# EXTRACTED ENTRIES
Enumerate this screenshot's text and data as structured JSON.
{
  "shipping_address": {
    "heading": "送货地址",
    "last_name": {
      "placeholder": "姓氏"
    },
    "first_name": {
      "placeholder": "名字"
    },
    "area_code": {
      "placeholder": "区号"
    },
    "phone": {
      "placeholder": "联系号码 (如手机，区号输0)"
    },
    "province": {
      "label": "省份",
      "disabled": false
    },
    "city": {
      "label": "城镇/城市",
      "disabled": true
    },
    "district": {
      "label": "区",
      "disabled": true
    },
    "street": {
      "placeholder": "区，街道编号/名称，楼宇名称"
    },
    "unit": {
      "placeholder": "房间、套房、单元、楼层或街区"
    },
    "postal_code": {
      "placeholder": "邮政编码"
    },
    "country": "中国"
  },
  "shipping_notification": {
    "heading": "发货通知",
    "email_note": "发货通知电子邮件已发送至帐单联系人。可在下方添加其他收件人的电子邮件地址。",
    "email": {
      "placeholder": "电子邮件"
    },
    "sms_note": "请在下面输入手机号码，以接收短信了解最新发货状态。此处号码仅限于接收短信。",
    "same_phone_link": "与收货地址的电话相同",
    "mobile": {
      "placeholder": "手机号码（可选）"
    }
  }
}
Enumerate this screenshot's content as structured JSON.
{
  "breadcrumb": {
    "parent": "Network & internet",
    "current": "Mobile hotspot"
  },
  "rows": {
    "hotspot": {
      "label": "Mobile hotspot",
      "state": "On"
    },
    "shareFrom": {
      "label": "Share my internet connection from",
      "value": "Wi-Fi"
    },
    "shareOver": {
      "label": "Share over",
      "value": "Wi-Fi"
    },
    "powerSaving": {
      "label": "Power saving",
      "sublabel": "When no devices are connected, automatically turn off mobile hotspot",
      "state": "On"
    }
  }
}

# YOUR INSTRUCTIONS
Tell how many lines hold the string "hotspot", giving the number and nothing else.

# SOLUTION TO THE PROBLEM
4